_Goal of the exercise_
Note how many lines in the entries contain the string "name", then give that number and nothing else.

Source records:
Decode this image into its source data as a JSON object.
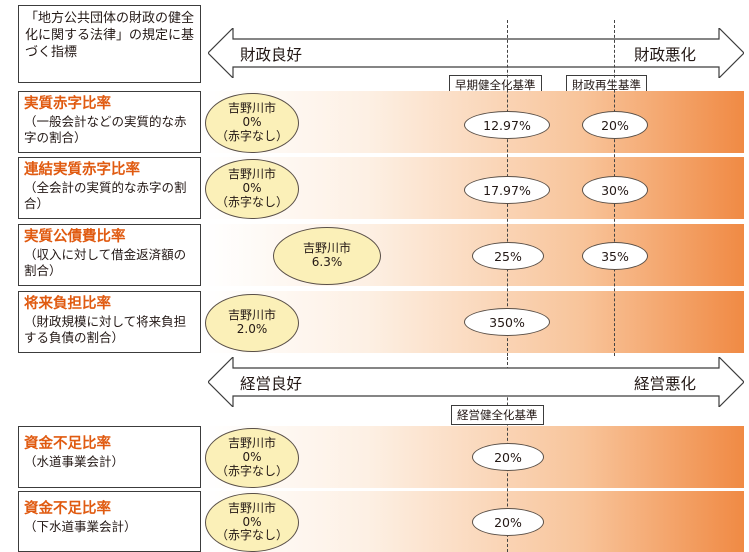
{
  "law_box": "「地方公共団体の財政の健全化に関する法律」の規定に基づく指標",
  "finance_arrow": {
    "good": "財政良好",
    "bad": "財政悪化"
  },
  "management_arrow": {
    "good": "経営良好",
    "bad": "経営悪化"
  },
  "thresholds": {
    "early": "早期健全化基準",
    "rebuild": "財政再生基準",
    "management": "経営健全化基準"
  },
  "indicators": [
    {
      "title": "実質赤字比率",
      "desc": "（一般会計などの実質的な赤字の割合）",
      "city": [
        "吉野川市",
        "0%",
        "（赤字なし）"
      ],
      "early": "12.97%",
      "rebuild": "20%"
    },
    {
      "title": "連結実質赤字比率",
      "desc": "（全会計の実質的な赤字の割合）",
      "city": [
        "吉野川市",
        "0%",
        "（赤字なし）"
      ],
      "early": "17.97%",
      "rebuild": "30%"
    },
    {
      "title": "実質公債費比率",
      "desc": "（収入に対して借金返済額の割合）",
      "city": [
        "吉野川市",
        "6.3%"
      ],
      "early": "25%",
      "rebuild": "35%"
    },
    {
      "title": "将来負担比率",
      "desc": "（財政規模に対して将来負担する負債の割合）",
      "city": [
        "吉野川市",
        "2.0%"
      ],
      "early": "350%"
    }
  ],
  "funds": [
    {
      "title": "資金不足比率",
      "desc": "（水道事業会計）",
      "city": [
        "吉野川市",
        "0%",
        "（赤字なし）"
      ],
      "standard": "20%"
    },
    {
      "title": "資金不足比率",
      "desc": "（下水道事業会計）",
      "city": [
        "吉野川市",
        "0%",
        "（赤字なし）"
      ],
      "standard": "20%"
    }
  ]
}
==
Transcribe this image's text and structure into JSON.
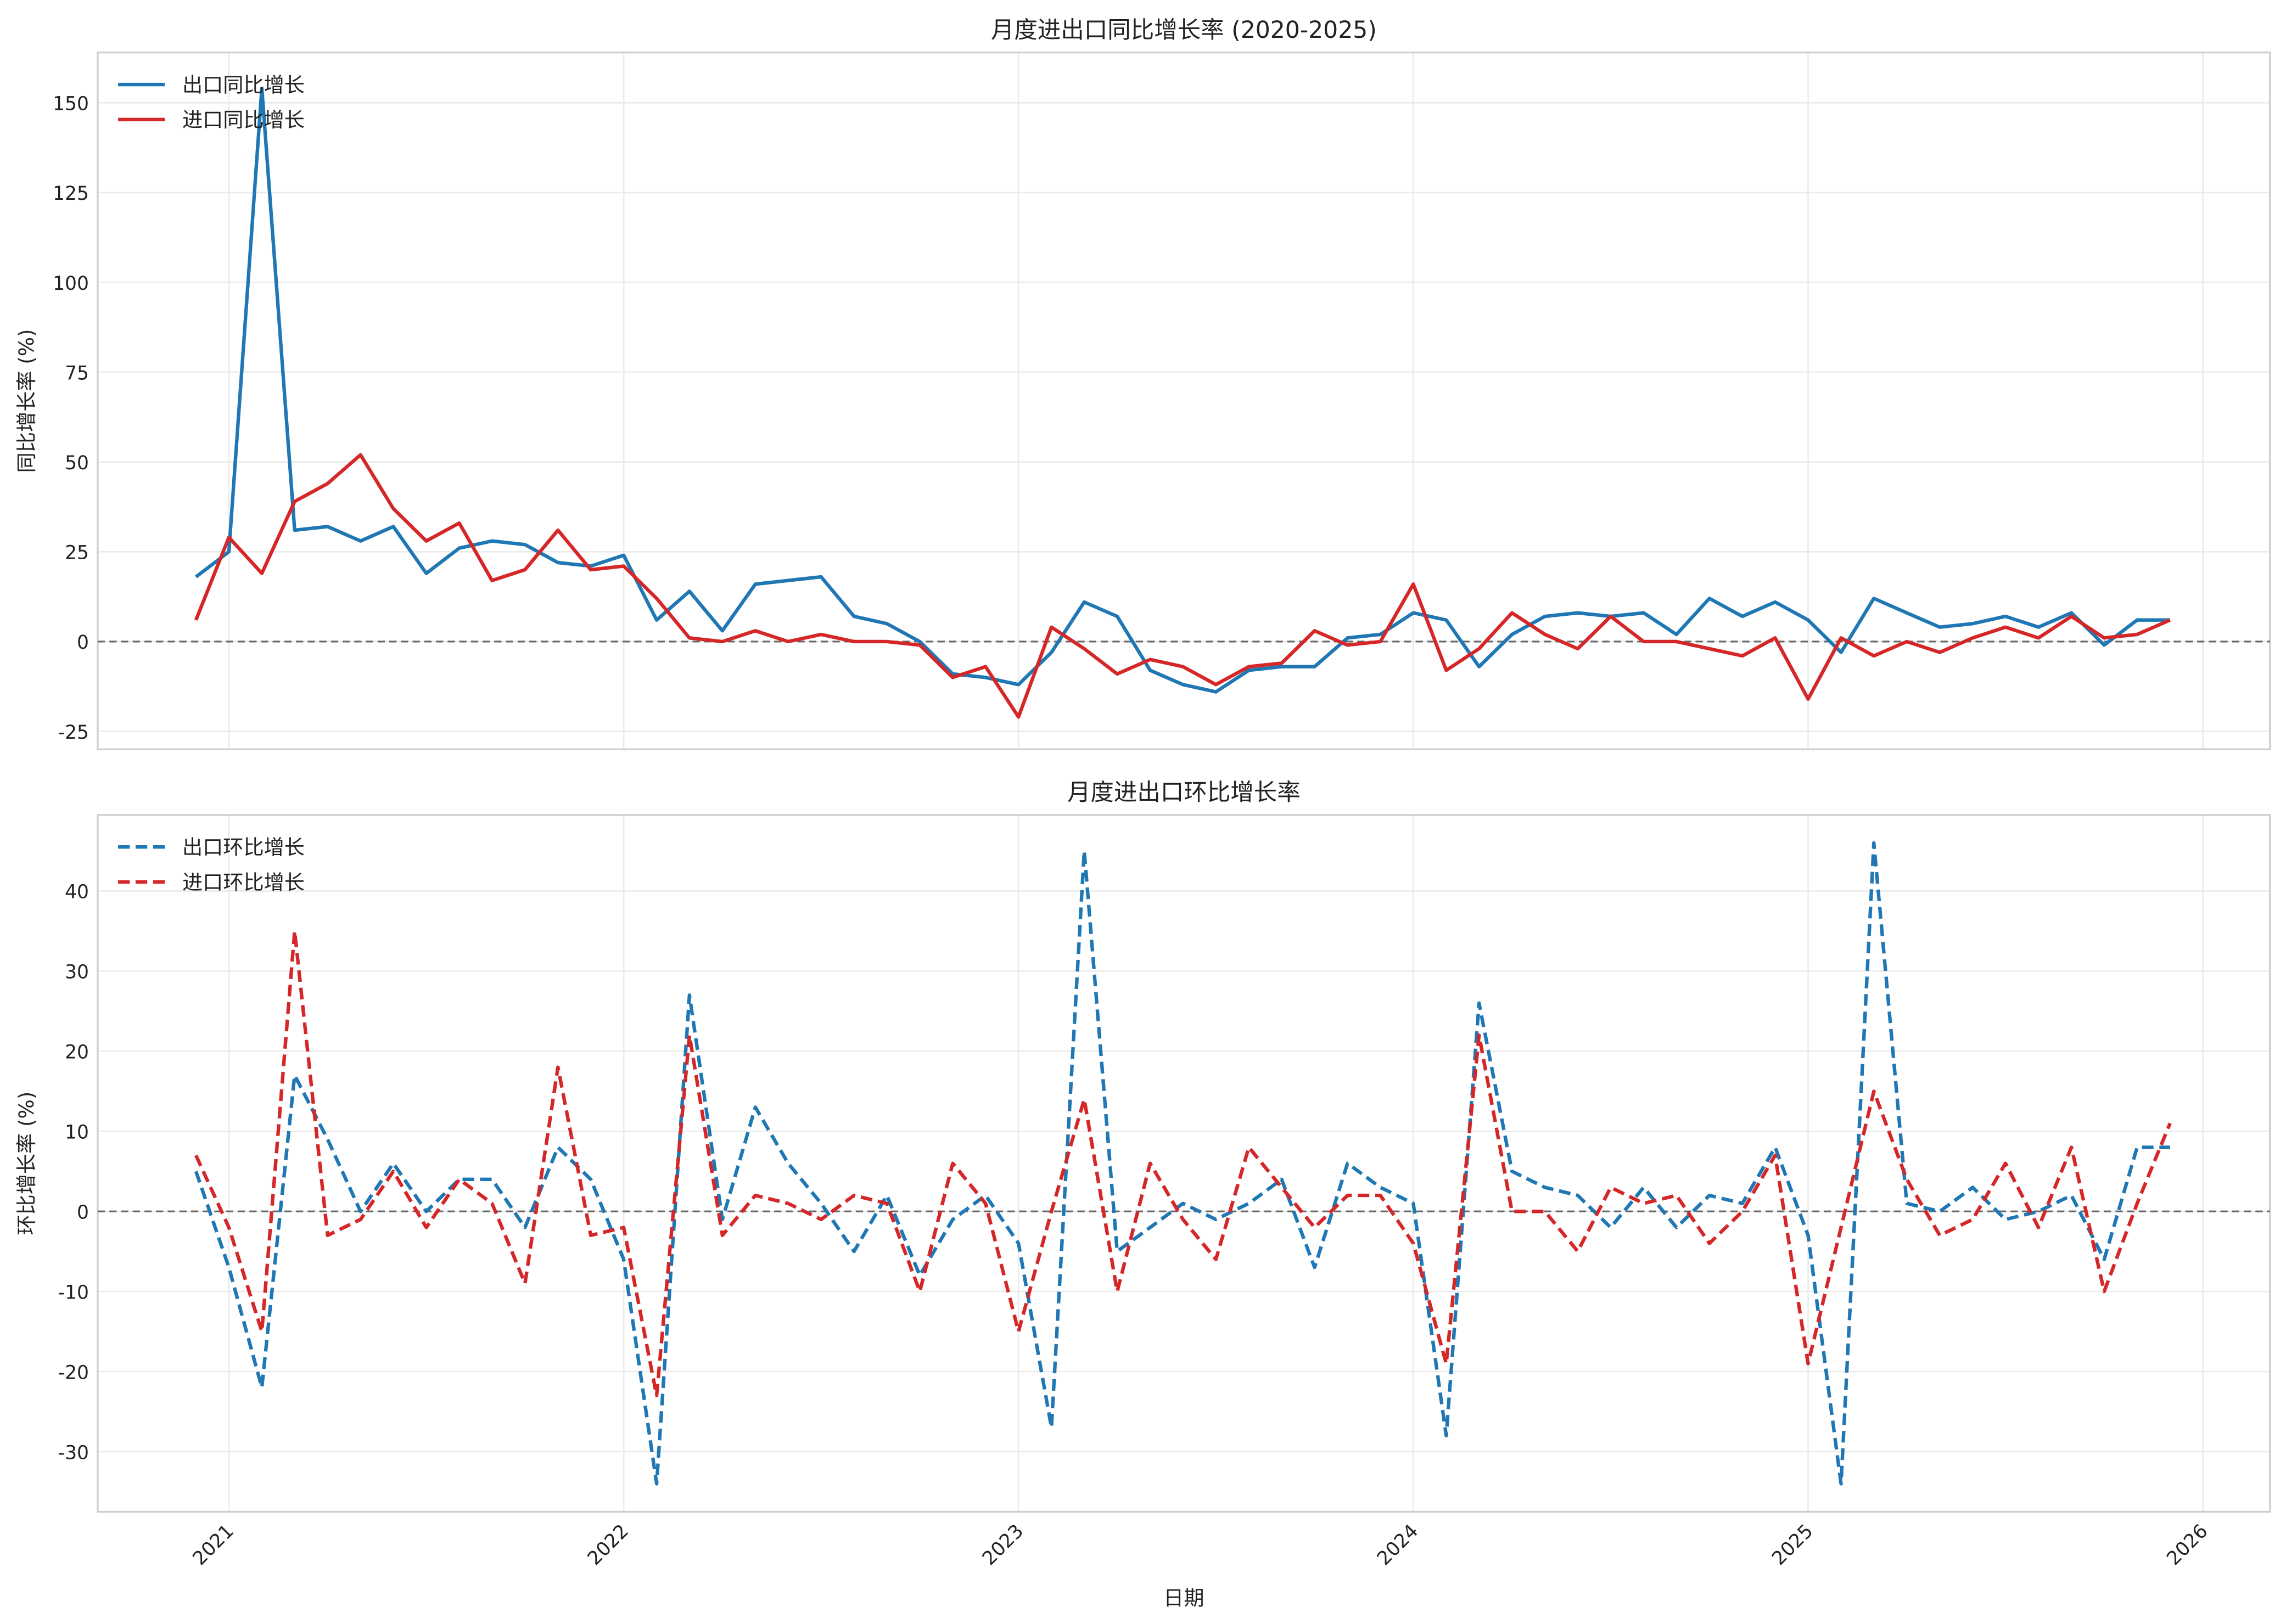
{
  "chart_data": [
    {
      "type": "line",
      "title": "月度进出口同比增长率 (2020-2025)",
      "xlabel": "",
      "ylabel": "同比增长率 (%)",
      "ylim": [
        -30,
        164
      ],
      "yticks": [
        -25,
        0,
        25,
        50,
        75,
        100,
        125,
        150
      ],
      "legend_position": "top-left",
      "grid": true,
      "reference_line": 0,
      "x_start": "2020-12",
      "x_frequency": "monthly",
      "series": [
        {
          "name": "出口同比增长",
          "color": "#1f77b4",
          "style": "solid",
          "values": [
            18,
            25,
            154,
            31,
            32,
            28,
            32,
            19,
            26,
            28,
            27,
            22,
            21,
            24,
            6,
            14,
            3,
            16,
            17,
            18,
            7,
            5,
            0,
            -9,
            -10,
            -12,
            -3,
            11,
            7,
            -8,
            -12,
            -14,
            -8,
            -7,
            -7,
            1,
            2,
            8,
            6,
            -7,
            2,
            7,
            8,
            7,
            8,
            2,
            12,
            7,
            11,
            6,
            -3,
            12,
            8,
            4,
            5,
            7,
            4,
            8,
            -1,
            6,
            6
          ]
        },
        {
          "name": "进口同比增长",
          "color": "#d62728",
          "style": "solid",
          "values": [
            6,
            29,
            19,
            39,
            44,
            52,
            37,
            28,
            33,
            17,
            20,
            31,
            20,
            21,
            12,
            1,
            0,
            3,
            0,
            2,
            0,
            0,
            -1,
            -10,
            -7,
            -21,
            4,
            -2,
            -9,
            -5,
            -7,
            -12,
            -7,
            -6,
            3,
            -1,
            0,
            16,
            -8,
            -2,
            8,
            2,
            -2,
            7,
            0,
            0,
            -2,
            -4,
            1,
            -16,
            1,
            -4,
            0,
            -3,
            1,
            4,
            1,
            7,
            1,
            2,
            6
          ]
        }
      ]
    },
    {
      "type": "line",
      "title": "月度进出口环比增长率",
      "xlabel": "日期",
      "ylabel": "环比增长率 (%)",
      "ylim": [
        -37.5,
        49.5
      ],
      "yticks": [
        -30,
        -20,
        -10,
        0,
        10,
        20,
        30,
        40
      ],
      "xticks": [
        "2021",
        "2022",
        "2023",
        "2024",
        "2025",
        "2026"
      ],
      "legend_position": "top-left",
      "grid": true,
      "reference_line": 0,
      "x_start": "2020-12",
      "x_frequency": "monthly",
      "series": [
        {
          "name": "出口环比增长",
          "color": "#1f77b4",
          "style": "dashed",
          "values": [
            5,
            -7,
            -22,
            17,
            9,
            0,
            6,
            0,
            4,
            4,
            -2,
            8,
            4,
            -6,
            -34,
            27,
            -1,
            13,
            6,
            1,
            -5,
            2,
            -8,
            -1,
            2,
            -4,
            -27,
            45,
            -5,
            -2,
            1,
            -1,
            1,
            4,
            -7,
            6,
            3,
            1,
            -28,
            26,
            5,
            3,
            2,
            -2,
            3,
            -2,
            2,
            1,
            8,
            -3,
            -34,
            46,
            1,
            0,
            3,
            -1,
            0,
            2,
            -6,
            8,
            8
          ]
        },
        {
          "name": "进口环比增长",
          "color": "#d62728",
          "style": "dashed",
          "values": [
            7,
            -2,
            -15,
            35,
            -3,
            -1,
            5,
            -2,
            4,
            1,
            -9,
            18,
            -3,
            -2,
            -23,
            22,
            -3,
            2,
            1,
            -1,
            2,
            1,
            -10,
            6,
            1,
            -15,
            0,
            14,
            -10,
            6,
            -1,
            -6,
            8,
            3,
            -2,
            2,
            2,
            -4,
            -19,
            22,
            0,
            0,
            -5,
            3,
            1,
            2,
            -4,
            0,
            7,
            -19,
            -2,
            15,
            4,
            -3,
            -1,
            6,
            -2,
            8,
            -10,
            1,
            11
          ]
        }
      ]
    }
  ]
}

_Solution below_
4